#### Problem
Repeat the records below exactly.

#### Entries provided
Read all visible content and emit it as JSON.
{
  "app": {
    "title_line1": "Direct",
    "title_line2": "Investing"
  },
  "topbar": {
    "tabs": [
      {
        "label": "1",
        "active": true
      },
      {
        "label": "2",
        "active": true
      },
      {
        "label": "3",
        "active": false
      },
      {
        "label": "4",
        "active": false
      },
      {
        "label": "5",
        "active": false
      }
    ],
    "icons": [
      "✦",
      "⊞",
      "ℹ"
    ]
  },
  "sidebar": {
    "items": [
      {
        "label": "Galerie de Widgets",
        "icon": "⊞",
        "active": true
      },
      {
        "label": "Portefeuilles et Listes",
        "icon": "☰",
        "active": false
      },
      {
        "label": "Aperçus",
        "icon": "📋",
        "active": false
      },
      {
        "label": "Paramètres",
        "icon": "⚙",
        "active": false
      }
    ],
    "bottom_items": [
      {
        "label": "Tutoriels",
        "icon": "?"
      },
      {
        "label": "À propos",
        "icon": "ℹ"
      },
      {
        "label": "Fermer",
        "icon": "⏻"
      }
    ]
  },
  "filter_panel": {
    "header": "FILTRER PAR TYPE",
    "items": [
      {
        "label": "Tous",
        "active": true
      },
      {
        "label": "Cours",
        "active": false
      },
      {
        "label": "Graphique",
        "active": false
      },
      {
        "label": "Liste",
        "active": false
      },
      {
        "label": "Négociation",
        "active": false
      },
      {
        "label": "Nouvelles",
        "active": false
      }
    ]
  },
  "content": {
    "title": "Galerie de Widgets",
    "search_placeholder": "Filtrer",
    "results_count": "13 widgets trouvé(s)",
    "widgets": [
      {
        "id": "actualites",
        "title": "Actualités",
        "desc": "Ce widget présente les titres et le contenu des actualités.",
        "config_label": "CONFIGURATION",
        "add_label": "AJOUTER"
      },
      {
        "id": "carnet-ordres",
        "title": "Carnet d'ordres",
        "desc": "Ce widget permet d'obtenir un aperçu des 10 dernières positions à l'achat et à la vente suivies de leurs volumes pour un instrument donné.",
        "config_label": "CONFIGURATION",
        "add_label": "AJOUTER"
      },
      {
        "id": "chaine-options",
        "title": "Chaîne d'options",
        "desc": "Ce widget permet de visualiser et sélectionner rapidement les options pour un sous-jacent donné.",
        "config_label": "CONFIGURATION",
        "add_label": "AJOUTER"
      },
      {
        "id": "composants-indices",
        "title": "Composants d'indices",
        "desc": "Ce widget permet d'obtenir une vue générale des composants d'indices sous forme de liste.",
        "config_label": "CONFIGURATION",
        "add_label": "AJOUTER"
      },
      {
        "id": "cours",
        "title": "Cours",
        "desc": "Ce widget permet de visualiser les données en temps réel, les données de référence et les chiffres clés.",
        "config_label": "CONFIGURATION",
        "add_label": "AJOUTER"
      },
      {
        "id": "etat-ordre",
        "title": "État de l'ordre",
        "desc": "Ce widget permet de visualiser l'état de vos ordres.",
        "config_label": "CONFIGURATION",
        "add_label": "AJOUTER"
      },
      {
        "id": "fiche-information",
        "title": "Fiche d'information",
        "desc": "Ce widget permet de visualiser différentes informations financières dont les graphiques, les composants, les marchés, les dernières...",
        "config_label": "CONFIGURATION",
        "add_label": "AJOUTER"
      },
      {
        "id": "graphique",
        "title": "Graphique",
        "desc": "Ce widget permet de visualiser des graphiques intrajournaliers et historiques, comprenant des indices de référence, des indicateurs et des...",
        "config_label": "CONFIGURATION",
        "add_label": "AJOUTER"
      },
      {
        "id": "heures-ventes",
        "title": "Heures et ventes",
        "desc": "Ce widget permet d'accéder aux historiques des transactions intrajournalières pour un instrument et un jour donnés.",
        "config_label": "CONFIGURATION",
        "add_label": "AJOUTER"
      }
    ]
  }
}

#### Written response
Read all visible content and emit it as JSON.
{
  "app": {
    "title_line1": "Direct",
    "title_line2": "Investing"
  },
  "topbar": {
    "tabs": [
      {
        "label": "1",
        "active": true
      },
      {
        "label": "2",
        "active": true
      },
      {
        "label": "3",
        "active": false
      },
      {
        "label": "4",
        "active": false
      },
      {
        "label": "5",
        "active": false
      }
    ],
    "icons": [
      "✦",
      "⊞",
      "ℹ"
    ]
  },
  "sidebar": {
    "items": [
      {
        "label": "Galerie de Widgets",
        "icon": "⊞",
        "active": true
      },
      {
        "label": "Portefeuilles et Listes",
        "icon": "☰",
        "active": false
      },
      {
        "label": "Aperçus",
        "icon": "📋",
        "active": false
      },
      {
        "label": "Paramètres",
        "icon": "⚙",
        "active": false
      }
    ],
    "bottom_items": [
      {
        "label": "Tutoriels",
        "icon": "?"
      },
      {
        "label": "À propos",
        "icon": "ℹ"
      },
      {
        "label": "Fermer",
        "icon": "⏻"
      }
    ]
  },
  "filter_panel": {
    "header": "FILTRER PAR TYPE",
    "items": [
      {
        "label": "Tous",
        "active": true
      },
      {
        "label": "Cours",
        "active": false
      },
      {
        "label": "Graphique",
        "active": false
      },
      {
        "label": "Liste",
        "active": false
      },
      {
        "label": "Négociation",
        "active": false
      },
      {
        "label": "Nouvelles",
        "active": false
      }
    ]
  },
  "content": {
    "title": "Galerie de Widgets",
    "search_placeholder": "Filtrer",
    "results_count": "13 widgets trouvé(s)",
    "widgets": [
      {
        "id": "actualites",
        "title": "Actualités",
        "desc": "Ce widget présente les titres et le contenu des actualités.",
        "config_label": "CONFIGURATION",
        "add_label": "AJOUTER"
      },
      {
        "id": "carnet-ordres",
        "title": "Carnet d'ordres",
        "desc": "Ce widget permet d'obtenir un aperçu des 10 dernières positions à l'achat et à la vente suivies de leurs volumes pour un instrument donné.",
        "config_label": "CONFIGURATION",
        "add_label": "AJOUTER"
      },
      {
        "id": "chaine-options",
        "title": "Chaîne d'options",
        "desc": "Ce widget permet de visualiser et sélectionner rapidement les options pour un sous-jacent donné.",
        "config_label": "CONFIGURATION",
        "add_label": "AJOUTER"
      },
      {
        "id": "composants-indices",
        "title": "Composants d'indices",
        "desc": "Ce widget permet d'obtenir une vue générale des composants d'indices sous forme de liste.",
        "config_label": "CONFIGURATION",
        "add_label": "AJOUTER"
      },
      {
        "id": "cours",
        "title": "Cours",
        "desc": "Ce widget permet de visualiser les données en temps réel, les données de référence et les chiffres clés.",
        "config_label": "CONFIGURATION",
        "add_label": "AJOUTER"
      },
      {
        "id": "etat-ordre",
        "title": "État de l'ordre",
        "desc": "Ce widget permet de visualiser l'état de vos ordres.",
        "config_label": "CONFIGURATION",
        "add_label": "AJOUTER"
      },
      {
        "id": "fiche-information",
        "title": "Fiche d'information",
        "desc": "Ce widget permet de visualiser différentes informations financières dont les graphiques, les composants, les marchés, les dernières...",
        "config_label": "CONFIGURATION",
        "add_label": "AJOUTER"
      },
      {
        "id": "graphique",
        "title": "Graphique",
        "desc": "Ce widget permet de visualiser des graphiques intrajournaliers et historiques, comprenant des indices de référence, des indicateurs et des...",
        "config_label": "CONFIGURATION",
        "add_label": "AJOUTER"
      },
      {
        "id": "heures-ventes",
        "title": "Heures et ventes",
        "desc": "Ce widget permet d'accéder aux historiques des transactions intrajournalières pour un instrument et un jour donnés.",
        "config_label": "CONFIGURATION",
        "add_label": "AJOUTER"
      }
    ]
  }
}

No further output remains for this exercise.